Exercise –
Copy the data precisely, character for character, and leave out every picture.
— Start of Input records —
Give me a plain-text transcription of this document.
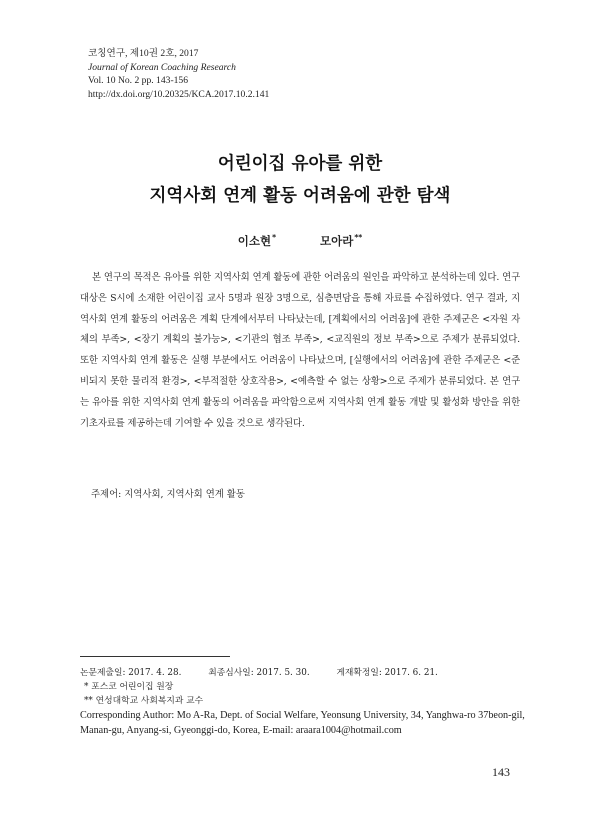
코칭연구, 제10권 2호, 2017
Journal of Korean Coaching Research
Vol. 10 No. 2 pp. 143-156
http://dx.doi.org/10.20325/KCA.2017.10.2.141
어린이집 유아를 위한
지역사회 연계 활동 어려움에 관한 탐색
이소현*	모아라**
본 연구의 목적은 유아를 위한 지역사회 연계 활동에 관한 어려움의 원인을 파악하고 분석하는데 있다. 연구대상은 S시에 소재한 어린이집 교사 5명과 원장 3명으로, 심층면담을 통해 자료를 수집하였다. 연구 결과, 지역사회 연계 활동의 어려움은 계획 단계에서부터 나타났는데, [계획에서의 어려움]에 관한 주제군은 <자원 자체의 부족>, <장기 계획의 불가능>, <기관의 협조 부족>, <교직원의 정보 부족>으로 주제가 분류되었다. 또한 지역사회 연계 활동은 실행 부분에서도 어려움이 나타났으며, [실행에서의 어려움]에 관한 주제군은 <준비되지 못한 물리적 환경>, <부적절한 상호작용>, <예측할 수 없는 상황>으로 주제가 분류되었다. 본 연구는 유아를 위한 지역사회 연계 활동의 어려움을 파악함으로써 지역사회 연계 활동 개발 및 활성화 방안을 위한 기초자료를 제공하는데 기여할 수 있을 것으로 생각된다.
주제어: 지역사회, 지역사회 연계 활동
논문제출일: 2017. 4. 28.	최종심사일: 2017. 5. 30.	게재확정일: 2017. 6. 21.
* 포스코 어린이집 원장
** 연성대학교 사회복지과 교수
Corresponding Author: Mo A-Ra, Dept. of Social Welfare, Yeonsung University, 34, Yanghwa-ro 37beon-gil, Manan-gu, Anyang-si, Gyeonggi-do, Korea, E-mail: araara1004@hotmail.com
143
— End of Input records —
Task output –
Give me a plain-text transcription of this document.
코칭연구, 제10권 2호, 2017
Journal of Korean Coaching Research
Vol. 10 No. 2 pp. 143-156
http://dx.doi.org/10.20325/KCA.2017.10.2.141
어린이집 유아를 위한
지역사회 연계 활동 어려움에 관한 탐색
이소현*	모아라**
본 연구의 목적은 유아를 위한 지역사회 연계 활동에 관한 어려움의 원인을 파악하고 분석하는데 있다. 연구대상은 S시에 소재한 어린이집 교사 5명과 원장 3명으로, 심층면담을 통해 자료를 수집하였다. 연구 결과, 지역사회 연계 활동의 어려움은 계획 단계에서부터 나타났는데, [계획에서의 어려움]에 관한 주제군은 <자원 자체의 부족>, <장기 계획의 불가능>, <기관의 협조 부족>, <교직원의 정보 부족>으로 주제가 분류되었다. 또한 지역사회 연계 활동은 실행 부분에서도 어려움이 나타났으며, [실행에서의 어려움]에 관한 주제군은 <준비되지 못한 물리적 환경>, <부적절한 상호작용>, <예측할 수 없는 상황>으로 주제가 분류되었다. 본 연구는 유아를 위한 지역사회 연계 활동의 어려움을 파악함으로써 지역사회 연계 활동 개발 및 활성화 방안을 위한 기초자료를 제공하는데 기여할 수 있을 것으로 생각된다.
주제어: 지역사회, 지역사회 연계 활동
논문제출일: 2017. 4. 28.	최종심사일: 2017. 5. 30.	게재확정일: 2017. 6. 21.
* 포스코 어린이집 원장
** 연성대학교 사회복지과 교수
Corresponding Author: Mo A-Ra, Dept. of Social Welfare, Yeonsung University, 34, Yanghwa-ro 37beon-gil, Manan-gu, Anyang-si, Gyeonggi-do, Korea, E-mail: araara1004@hotmail.com
143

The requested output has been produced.